### Supplied records ###

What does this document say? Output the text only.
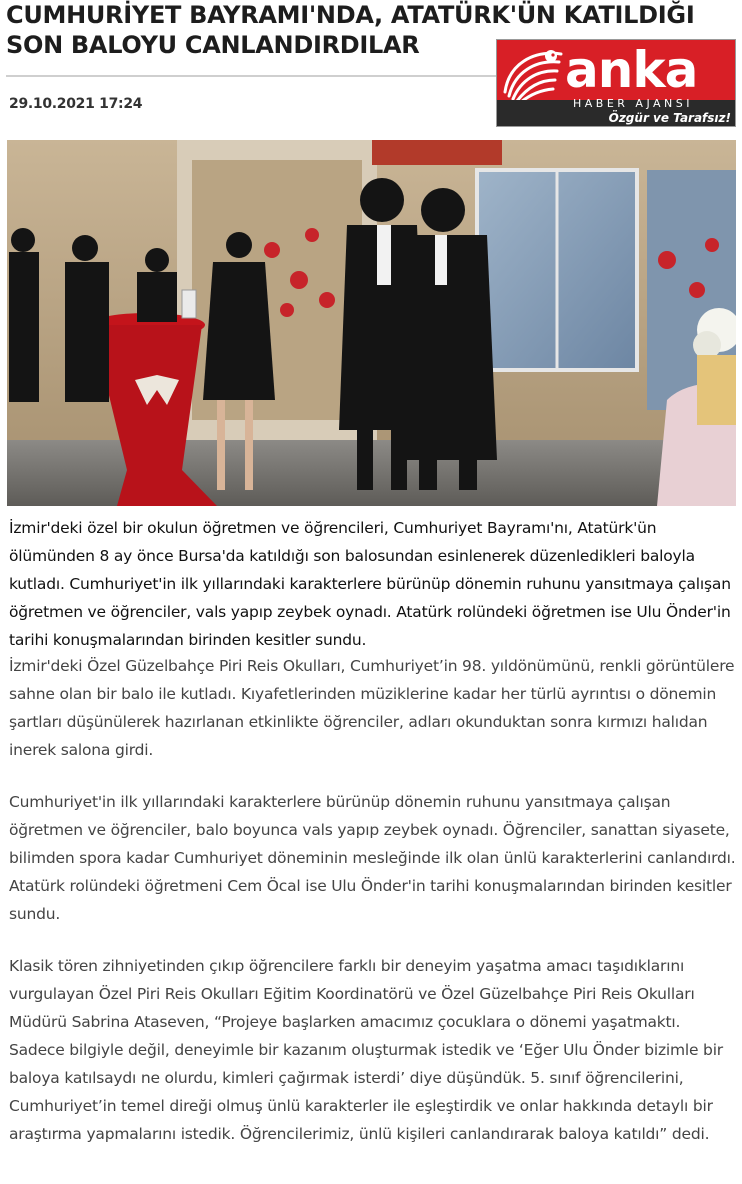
CUMHURİYET BAYRAMI'NDA, ATATÜRK'ÜN KATILDIĞI SON BALOYU CANLANDIRDILAR
29.10.2021 17:24
anka
HABER AJANSI
Özgür ve Tarafsız!

İzmir'deki özel bir okulun öğretmen ve öğrencileri, Cumhuriyet Bayramı'nı, Atatürk'ün ölümünden 8 ay önce Bursa'da katıldığı son balosundan esinlenerek düzenledikleri baloyla kutladı. Cumhuriyet'in ilk yıllarındaki karakterlere bürünüp dönemin ruhunu yansıtmaya çalışan öğretmen ve öğrenciler, vals yapıp zeybek oynadı. Atatürk rolündeki öğretmen ise Ulu Önder'in tarihi konuşmalarından birinden kesitler sundu.

İzmir'deki Özel Güzelbahçe Piri Reis Okulları, Cumhuriyet’in 98. yıldönümünü, renkli görüntülere sahne olan bir balo ile kutladı. Kıyafetlerinden müziklerine kadar her türlü ayrıntısı o dönemin şartları düşünülerek hazırlanan etkinlikte öğrenciler, adları okunduktan sonra kırmızı halıdan inerek salona girdi.

Cumhuriyet'in ilk yıllarındaki karakterlere bürünüp dönemin ruhunu yansıtmaya çalışan öğretmen ve öğrenciler, balo boyunca vals yapıp zeybek oynadı. Öğrenciler, sanattan siyasete, bilimden spora kadar Cumhuriyet döneminin mesleğinde ilk olan ünlü karakterlerini canlandırdı. Atatürk rolündeki öğretmeni Cem Öcal ise Ulu Önder'in tarihi konuşmalarından birinden kesitler sundu.

Klasik tören zihniyetinden çıkıp öğrencilere farklı bir deneyim yaşatma amacı taşıdıklarını vurgulayan Özel Piri Reis Okulları Eğitim Koordinatörü ve Özel Güzelbahçe Piri Reis Okulları Müdürü Sabrina Ataseven, “Projeye başlarken amacımız çocuklara o dönemi yaşatmaktı. Sadece bilgiyle değil, deneyimle bir kazanım oluşturmak istedik ve ‘Eğer Ulu Önder bizimle bir baloya katılsaydı ne olurdu, kimleri çağırmak isterdi’ diye düşündük. 5. sınıf öğrencilerini, Cumhuriyet’in temel direği olmuş ünlü karakterler ile eşleştirdik ve onlar hakkında detaylı bir araştırma yapmalarını istedik. Öğrencilerimiz, ünlü kişileri canlandırarak baloya katıldı” dedi.
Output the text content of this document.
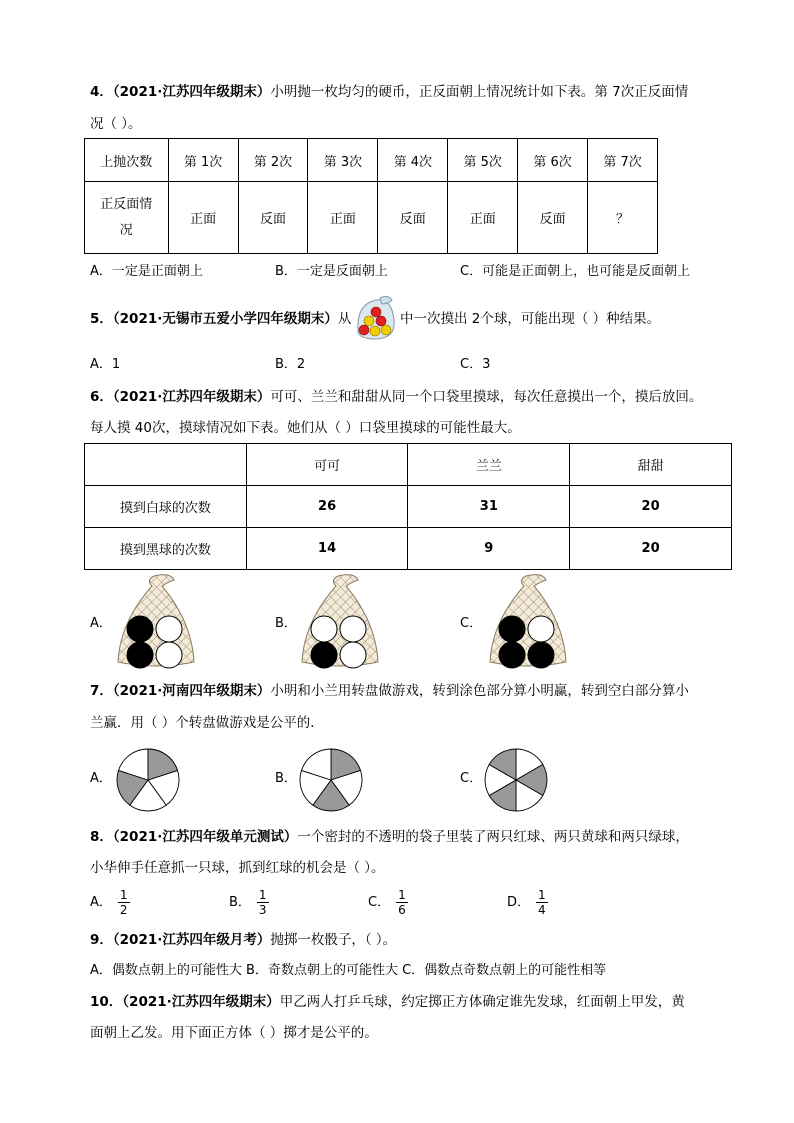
4．（2021·江苏四年级期末）小明抛一枚均匀的硬币，正反面朝上情况统计如下表。第 7次正反面情
况（ ）。
上抛次数	第 1次	第 2次	第 3次	第 4次	第 5次	第 6次	第 7次
正反面情
况	正面	反面	正面	反面	正面	反面	？
A．一定是正面朝上	B．一定是反面朝上	C．可能是正面朝上，也可能是反面朝上
5．（2021·无锡市五爱小学四年级期末）从	中一次摸出 2个球，可能出现（ ）种结果。
A．1	B．2	C．3
6．（2021·江苏四年级期末）可可、兰兰和甜甜从同一个口袋里摸球，每次任意摸出一个，摸后放回。
每人摸 40次，摸球情况如下表。她们从（ ）口袋里摸球的可能性最大。
	可可	兰兰	甜甜
摸到白球的次数	26	31	20
摸到黑球的次数	14	9	20
A．	B．	C．
7．（2021·河南四年级期末）小明和小兰用转盘做游戏，转到涂色部分算小明赢，转到空白部分算小
兰赢．用（ ）个转盘做游戏是公平的．
A．	B．	C．
8．（2021·江苏四年级单元测试）一个密封的不透明的袋子里装了两只红球、两只黄球和两只绿球，
小华伸手任意抓一只球，抓到红球的机会是（ ）。
A． $\frac{1}{2}$	B． $\frac{1}{3}$	C． $\frac{1}{6}$	D． $\frac{1}{4}$
9．（2021·江苏四年级月考）抛掷一枚骰子，（ ）。
A．偶数点朝上的可能性大 B．奇数点朝上的可能性大 C．偶数点奇数点朝上的可能性相等
10．（2021·江苏四年级期末）甲乙两人打乒乓球，约定掷正方体确定谁先发球，红面朝上甲发，黄
面朝上乙发。用下面正方体（ ）掷才是公平的。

###

Your goal:
Every record must be copied exactly, with the pictures left out.

Output of the task:
What does this document say? Output the text only.
CUMHURİYET BAYRAMI'NDA, ATATÜRK'ÜN KATILDIĞI SON BALOYU CANLANDIRDILAR
29.10.2021 17:24
anka
HABER AJANSI
Özgür ve Tarafsız!

İzmir'deki özel bir okulun öğretmen ve öğrencileri, Cumhuriyet Bayramı'nı, Atatürk'ün ölümünden 8 ay önce Bursa'da katıldığı son balosundan esinlenerek düzenledikleri baloyla kutladı. Cumhuriyet'in ilk yıllarındaki karakterlere bürünüp dönemin ruhunu yansıtmaya çalışan öğretmen ve öğrenciler, vals yapıp zeybek oynadı. Atatürk rolündeki öğretmen ise Ulu Önder'in tarihi konuşmalarından birinden kesitler sundu.

İzmir'deki Özel Güzelbahçe Piri Reis Okulları, Cumhuriyet’in 98. yıldönümünü, renkli görüntülere sahne olan bir balo ile kutladı. Kıyafetlerinden müziklerine kadar her türlü ayrıntısı o dönemin şartları düşünülerek hazırlanan etkinlikte öğrenciler, adları okunduktan sonra kırmızı halıdan inerek salona girdi.

Cumhuriyet'in ilk yıllarındaki karakterlere bürünüp dönemin ruhunu yansıtmaya çalışan öğretmen ve öğrenciler, balo boyunca vals yapıp zeybek oynadı. Öğrenciler, sanattan siyasete, bilimden spora kadar Cumhuriyet döneminin mesleğinde ilk olan ünlü karakterlerini canlandırdı. Atatürk rolündeki öğretmeni Cem Öcal ise Ulu Önder'in tarihi konuşmalarından birinden kesitler sundu.

Klasik tören zihniyetinden çıkıp öğrencilere farklı bir deneyim yaşatma amacı taşıdıklarını vurgulayan Özel Piri Reis Okulları Eğitim Koordinatörü ve Özel Güzelbahçe Piri Reis Okulları Müdürü Sabrina Ataseven, “Projeye başlarken amacımız çocuklara o dönemi yaşatmaktı. Sadece bilgiyle değil, deneyimle bir kazanım oluşturmak istedik ve ‘Eğer Ulu Önder bizimle bir baloya katılsaydı ne olurdu, kimleri çağırmak isterdi’ diye düşündük. 5. sınıf öğrencilerini, Cumhuriyet’in temel direği olmuş ünlü karakterler ile eşleştirdik ve onlar hakkında detaylı bir araştırma yapmalarını istedik. Öğrencilerimiz, ünlü kişileri canlandırarak baloya katıldı” dedi.
Output the text content of this document.
4．（2021·江苏四年级期末）小明抛一枚均匀的硬币，正反面朝上情况统计如下表。第 7次正反面情
况（ ）。
上抛次数	第 1次	第 2次	第 3次	第 4次	第 5次	第 6次	第 7次
正反面情
况	正面	反面	正面	反面	正面	反面	？
A．一定是正面朝上	B．一定是反面朝上	C．可能是正面朝上，也可能是反面朝上
5．（2021·无锡市五爱小学四年级期末）从	中一次摸出 2个球，可能出现（ ）种结果。
A．1	B．2	C．3
6．（2021·江苏四年级期末）可可、兰兰和甜甜从同一个口袋里摸球，每次任意摸出一个，摸后放回。
每人摸 40次，摸球情况如下表。她们从（ ）口袋里摸球的可能性最大。
	可可	兰兰	甜甜
摸到白球的次数	26	31	20
摸到黑球的次数	14	9	20
A．	B．	C．
7．（2021·河南四年级期末）小明和小兰用转盘做游戏，转到涂色部分算小明赢，转到空白部分算小
兰赢．用（ ）个转盘做游戏是公平的．
A．	B．	C．
8．（2021·江苏四年级单元测试）一个密封的不透明的袋子里装了两只红球、两只黄球和两只绿球，
小华伸手任意抓一只球，抓到红球的机会是（ ）。
A． $\frac{1}{2}$	B． $\frac{1}{3}$	C． $\frac{1}{6}$	D． $\frac{1}{4}$
9．（2021·江苏四年级月考）抛掷一枚骰子，（ ）。
A．偶数点朝上的可能性大 B．奇数点朝上的可能性大 C．偶数点奇数点朝上的可能性相等
10．（2021·江苏四年级期末）甲乙两人打乒乓球，约定掷正方体确定谁先发球，红面朝上甲发，黄
面朝上乙发。用下面正方体（ ）掷才是公平的。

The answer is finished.